« Une Justice de qualité, à quel prix ? » : un colloque ce mardi 3 octobre à l’ULB

par Alexandre Piraux - 28 septembre 2017

L’avenir de la Justice dans un univers budgétaire de plus en plus restreint soulève de multiples questions et des inquiétudes.

Le Centre d’études et de recherches en administration publique (CERAP) de l’Université libre de Bruxelles et le Centre d’études des politiques et de l’administration publique (CEPAP) de la même université organisent sur ce thème un colloque intitulé « Une Justice de qualité à quel prix ? » le mardi 3 octobre 2017 à 13 heures à la salle Dupréel de l’ULB (avenue Jeanne, 44 -1050 – Bruxelles).

Alexandre Piraux, collaborateur scientifique à l’Université libre de Bruxelles et l’un des membres du comité scientifique du colloque, nous en présente les grandes lignes.

1. À un moment où la notion d’État de droit est remise en cause ou bafouée dans de nombreux États européens, dont la Pologne, la Hongrie ou la Turquie pour n’en citer que quelques-uns, ce colloque sur la modernisation de la Justice, qui veut faire le point et réfléchir sur les réformes de l’appareil judiciaire, arrive à un moment où la question de l’État de droit est également posée en Belgique.

◆ **EXERCICE PROPOSÉ A**:
Répondez aux questions suivantes à partir de l'article sur le colloque :
(i) Quel jour et à quelle heure le colloque a-t-il lieu ?
(ii) Quelle fonction Alexandre Piraux occupe-t-il à l'Université libre de Bruxelles ?
(iii) Quels États européens sont cités comme exemples où la notion d'État de droit est remise en cause ou bafouée ?

◆ **MATÉRIEL PRÉSENTÉ**:

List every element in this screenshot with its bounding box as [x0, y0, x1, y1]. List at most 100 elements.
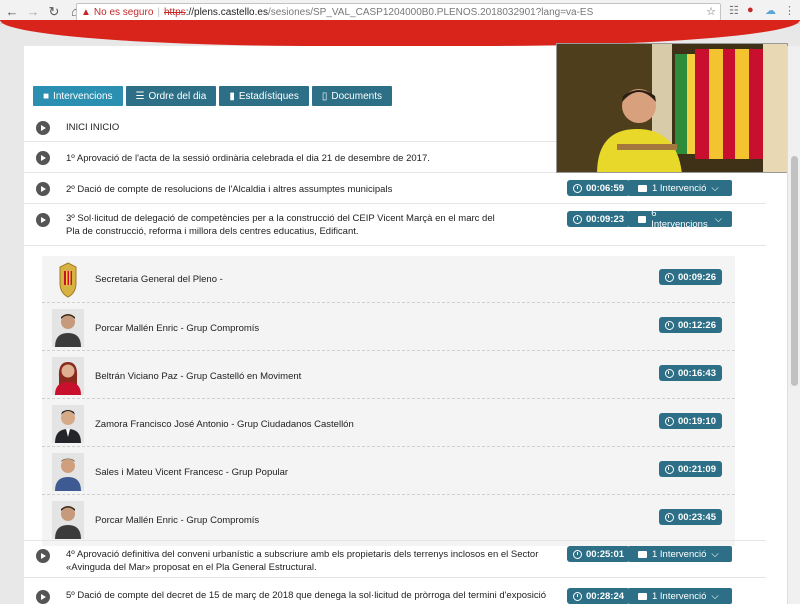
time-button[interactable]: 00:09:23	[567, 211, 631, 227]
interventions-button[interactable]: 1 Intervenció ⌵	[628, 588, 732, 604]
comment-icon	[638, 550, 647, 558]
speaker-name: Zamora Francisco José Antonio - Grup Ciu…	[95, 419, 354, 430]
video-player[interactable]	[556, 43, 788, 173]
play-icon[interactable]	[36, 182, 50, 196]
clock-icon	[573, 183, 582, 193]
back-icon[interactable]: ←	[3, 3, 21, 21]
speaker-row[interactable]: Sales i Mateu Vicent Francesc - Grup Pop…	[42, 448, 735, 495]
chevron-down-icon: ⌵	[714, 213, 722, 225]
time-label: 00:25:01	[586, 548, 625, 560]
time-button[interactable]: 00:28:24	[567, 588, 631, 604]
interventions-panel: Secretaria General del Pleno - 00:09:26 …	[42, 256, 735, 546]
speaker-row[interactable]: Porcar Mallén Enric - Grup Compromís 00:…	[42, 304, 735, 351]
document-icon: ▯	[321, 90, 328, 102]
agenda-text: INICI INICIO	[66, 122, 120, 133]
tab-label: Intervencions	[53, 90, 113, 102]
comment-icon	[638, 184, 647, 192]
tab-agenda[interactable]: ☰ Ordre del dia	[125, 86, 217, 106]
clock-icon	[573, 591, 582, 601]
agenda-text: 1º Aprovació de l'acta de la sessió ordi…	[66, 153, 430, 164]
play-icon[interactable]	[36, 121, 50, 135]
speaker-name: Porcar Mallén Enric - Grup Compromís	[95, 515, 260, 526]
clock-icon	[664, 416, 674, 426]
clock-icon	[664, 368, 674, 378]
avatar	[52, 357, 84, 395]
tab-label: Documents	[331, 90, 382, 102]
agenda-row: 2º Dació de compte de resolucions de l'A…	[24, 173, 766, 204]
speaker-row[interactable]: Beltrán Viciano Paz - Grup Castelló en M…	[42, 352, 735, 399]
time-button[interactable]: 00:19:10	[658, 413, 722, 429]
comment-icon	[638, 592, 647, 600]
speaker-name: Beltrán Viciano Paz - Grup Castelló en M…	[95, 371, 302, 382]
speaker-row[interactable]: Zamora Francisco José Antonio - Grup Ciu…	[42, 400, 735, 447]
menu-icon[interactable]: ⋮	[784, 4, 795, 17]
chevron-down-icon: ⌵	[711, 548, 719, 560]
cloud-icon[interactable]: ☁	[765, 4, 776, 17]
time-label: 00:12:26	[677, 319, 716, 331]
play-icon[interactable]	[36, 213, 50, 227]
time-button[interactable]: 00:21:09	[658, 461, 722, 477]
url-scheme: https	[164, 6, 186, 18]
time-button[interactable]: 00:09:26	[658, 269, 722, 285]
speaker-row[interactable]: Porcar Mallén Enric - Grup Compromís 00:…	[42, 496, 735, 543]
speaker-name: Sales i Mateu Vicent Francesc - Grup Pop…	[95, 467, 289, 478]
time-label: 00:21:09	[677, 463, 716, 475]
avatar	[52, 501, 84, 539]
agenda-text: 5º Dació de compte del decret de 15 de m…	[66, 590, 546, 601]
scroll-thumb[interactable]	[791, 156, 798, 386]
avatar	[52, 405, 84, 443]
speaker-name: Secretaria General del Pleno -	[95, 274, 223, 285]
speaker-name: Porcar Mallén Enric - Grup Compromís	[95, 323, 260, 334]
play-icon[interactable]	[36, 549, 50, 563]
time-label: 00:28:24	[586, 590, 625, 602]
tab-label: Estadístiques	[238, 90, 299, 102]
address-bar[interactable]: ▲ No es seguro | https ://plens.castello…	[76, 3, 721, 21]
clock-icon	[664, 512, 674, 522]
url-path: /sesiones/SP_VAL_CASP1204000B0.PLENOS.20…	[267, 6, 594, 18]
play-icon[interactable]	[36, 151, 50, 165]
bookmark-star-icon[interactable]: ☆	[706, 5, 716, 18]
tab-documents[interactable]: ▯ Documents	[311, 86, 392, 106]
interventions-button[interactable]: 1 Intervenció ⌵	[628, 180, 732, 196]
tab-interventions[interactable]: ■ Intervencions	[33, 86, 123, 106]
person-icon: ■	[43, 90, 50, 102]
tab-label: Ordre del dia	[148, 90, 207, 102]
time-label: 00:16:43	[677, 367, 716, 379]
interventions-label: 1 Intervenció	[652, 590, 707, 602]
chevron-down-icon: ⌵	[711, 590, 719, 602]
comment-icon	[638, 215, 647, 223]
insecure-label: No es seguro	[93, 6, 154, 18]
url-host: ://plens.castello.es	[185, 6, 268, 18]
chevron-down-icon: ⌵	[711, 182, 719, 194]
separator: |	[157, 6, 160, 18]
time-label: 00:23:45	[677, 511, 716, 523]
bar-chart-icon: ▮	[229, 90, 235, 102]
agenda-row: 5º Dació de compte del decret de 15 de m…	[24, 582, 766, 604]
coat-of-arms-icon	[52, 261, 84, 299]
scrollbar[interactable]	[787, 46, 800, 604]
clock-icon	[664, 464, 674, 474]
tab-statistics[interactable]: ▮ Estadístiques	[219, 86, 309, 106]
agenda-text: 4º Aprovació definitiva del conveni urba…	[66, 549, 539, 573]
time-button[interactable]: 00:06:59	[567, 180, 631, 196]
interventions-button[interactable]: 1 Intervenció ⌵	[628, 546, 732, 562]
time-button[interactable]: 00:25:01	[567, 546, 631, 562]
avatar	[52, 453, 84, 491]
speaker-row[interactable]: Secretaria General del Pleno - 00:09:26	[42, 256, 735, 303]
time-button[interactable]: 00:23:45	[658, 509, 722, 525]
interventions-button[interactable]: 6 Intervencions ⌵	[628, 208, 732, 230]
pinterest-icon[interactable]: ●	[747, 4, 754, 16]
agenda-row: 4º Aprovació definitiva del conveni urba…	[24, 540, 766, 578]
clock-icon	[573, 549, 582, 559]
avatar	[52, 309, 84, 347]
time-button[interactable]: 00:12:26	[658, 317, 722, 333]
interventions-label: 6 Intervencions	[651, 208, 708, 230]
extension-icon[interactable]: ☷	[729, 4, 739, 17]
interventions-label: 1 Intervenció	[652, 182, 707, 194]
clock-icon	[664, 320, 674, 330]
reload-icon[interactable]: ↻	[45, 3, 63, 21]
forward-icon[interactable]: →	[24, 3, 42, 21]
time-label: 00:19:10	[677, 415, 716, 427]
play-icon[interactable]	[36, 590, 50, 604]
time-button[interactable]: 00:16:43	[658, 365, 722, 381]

◆ **EXERCICE PROPOSÉ B**: Réécrivez en tableau Markdown les lignes des relevés, de la ligne contenant "211, 631, 227]" jusqu'à la ligne contenant "agenda-row: 2º Dació" incluse, sans les lignes vides. Utilisez deux colonnes, « N° » pour le numéro de rang et « Ligne » pour le texte de la ligne.

◆ **CORRIGÉ DÉTAILLÉ A**:
(i) Le colloque a lieu le mardi 3 octobre 2017 à 13 heures.
(ii) Il est collaborateur scientifique à l'Université libre de Bruxelles.
(iii) L'article cite la Pologne, la Hongrie et la Turquie.

◆ **CORRIGÉ DÉTAILLÉ B**:
| N° | Ligne |
|---|---|
| 1 | time-button[interactable]: 00:09:23	[567, 211, 631, 227] |
| 2 | interventions-button[interactable]: 1 Intervenció ⌵	[628, 588, 732, 604] |
| 3 | comment-icon	[638, 550, 647, 558] |
| 4 | speaker-name: Zamora Francisco José Antonio - Grup Ciu…	[95, 419, 354, 430] |
| 5 | video-player[interactable]	[556, 43, 788, 173] |
| 6 | play-icon[interactable]	[36, 182, 50, 196] |
| 7 | clock-icon	[573, 183, 582, 193] |
| 8 | back-icon[interactable]: ←	[3, 3, 21, 21] |
| 9 | speaker-row[interactable]: Sales i Mateu Vicent Francesc - Grup Pop…	[42, 448, 735, 495] |
| 10 | chevron-down-icon: ⌵	[714, 213, 722, 225] |
| 11 | time-label: 00:25:01	[586, 548, 625, 560] |
| 12 | time-button[interactable]: 00:28:24	[567, 588, 631, 604] |
| 13 | interventions-panel: Secretaria General del Pleno - 00:09:26 …	[42, 256, 735, 546] |
| 14 | speaker-row[interactable]: Porcar Mallén Enric - Grup Compromís 00:…	[42, 304, 735, 351] |
| 15 | document-icon: ▯	[321, 90, 328, 102] |
| 16 | agenda-text: INICI INICIO	[66, 122, 120, 133] |
| 17 | tab-label: Intervencions	[53, 90, 113, 102] |
| 18 | comment-icon	[638, 184, 647, 192] |
| 19 | tab-agenda[interactable]: ☰ Ordre del dia	[125, 86, 217, 106] |
| 20 | clock-icon	[573, 591, 582, 601] |
| 21 | agenda-text: 1º Aprovació de l'acta de la sessió ordi…	[66, 153, 430, 164] |
| 22 | play-icon[interactable]	[36, 121, 50, 135] |
| 23 | speaker-name: Porcar Mallén Enric - Grup Compromís	[95, 515, 260, 526] |
| 24 | clock-icon	[664, 416, 674, 426] |
| 25 | clock-icon	[664, 368, 674, 378] |
| 26 | avatar	[52, 357, 84, 395] |
| 27 | tab-label: Documents	[331, 90, 382, 102] |
| 28 | agenda-row: 2º Dació de compte de resolucions de l'A…	[24, 173, 766, 204] |